##### Record list #####
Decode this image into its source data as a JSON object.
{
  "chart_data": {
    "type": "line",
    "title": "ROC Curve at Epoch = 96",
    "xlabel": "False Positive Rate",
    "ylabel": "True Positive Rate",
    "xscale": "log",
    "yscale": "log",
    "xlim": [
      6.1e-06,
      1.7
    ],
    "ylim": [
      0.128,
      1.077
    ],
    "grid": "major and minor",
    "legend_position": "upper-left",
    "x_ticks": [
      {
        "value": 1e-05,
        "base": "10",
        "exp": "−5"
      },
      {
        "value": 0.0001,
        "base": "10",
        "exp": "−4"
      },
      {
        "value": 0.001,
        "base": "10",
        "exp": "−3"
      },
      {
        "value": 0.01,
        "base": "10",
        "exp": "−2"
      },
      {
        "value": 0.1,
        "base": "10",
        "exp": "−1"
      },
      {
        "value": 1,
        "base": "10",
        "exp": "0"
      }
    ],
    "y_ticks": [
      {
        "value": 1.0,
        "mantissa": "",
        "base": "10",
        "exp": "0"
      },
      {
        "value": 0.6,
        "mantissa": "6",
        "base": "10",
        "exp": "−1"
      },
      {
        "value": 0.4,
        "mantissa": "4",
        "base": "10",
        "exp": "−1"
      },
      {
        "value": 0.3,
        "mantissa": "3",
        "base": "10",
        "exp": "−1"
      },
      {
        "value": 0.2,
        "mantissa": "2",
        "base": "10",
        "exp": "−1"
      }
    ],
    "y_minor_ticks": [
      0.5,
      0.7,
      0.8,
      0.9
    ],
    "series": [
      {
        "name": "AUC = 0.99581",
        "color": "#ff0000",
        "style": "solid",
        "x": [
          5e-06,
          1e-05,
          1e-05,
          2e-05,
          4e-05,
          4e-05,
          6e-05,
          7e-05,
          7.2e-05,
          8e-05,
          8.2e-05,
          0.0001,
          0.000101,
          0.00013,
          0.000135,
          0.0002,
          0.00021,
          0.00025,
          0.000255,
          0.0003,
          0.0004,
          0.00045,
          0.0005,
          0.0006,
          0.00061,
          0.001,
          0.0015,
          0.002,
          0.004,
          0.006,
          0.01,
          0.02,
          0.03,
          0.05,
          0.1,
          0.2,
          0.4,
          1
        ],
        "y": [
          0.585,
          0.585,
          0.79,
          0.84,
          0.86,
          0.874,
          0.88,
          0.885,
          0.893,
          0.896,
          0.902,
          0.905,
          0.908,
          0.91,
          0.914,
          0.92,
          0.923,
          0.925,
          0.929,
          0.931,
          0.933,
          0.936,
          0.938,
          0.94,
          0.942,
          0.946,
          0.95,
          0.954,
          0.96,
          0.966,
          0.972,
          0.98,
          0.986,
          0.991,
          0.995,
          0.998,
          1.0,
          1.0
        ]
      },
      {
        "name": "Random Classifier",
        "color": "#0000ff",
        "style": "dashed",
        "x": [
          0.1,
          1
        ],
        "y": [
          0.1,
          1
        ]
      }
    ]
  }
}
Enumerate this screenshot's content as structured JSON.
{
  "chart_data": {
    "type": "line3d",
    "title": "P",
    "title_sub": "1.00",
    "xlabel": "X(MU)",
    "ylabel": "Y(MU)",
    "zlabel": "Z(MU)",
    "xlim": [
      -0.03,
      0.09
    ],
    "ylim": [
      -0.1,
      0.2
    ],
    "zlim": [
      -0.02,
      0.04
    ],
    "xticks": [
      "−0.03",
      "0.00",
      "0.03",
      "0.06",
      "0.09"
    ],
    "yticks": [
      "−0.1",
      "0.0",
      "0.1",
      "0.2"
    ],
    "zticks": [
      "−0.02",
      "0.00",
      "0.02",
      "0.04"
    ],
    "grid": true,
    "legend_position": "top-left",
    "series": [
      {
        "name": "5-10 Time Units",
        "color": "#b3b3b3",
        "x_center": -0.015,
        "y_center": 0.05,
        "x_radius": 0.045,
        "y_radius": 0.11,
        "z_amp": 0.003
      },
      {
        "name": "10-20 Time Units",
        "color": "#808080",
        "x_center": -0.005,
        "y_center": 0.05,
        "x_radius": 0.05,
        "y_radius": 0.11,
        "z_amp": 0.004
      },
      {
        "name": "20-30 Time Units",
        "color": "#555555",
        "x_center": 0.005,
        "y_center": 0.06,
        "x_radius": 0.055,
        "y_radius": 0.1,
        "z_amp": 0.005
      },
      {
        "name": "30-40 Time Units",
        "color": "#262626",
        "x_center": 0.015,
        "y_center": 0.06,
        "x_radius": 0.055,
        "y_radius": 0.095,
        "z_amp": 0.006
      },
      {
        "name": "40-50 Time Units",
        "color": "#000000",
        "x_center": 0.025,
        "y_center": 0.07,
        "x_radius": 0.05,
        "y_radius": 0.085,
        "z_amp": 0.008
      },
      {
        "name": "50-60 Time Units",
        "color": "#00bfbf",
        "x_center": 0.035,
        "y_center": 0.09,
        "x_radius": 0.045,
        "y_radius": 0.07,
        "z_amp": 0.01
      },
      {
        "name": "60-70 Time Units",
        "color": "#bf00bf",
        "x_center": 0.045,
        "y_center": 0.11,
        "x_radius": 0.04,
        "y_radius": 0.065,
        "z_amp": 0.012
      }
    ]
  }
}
#####
- Exercise -
Pull every line containing "this" out of the data above.

- Complete response -
Decode this image into its source data as a JSON object.
Enumerate this screenshot's content as structured JSON.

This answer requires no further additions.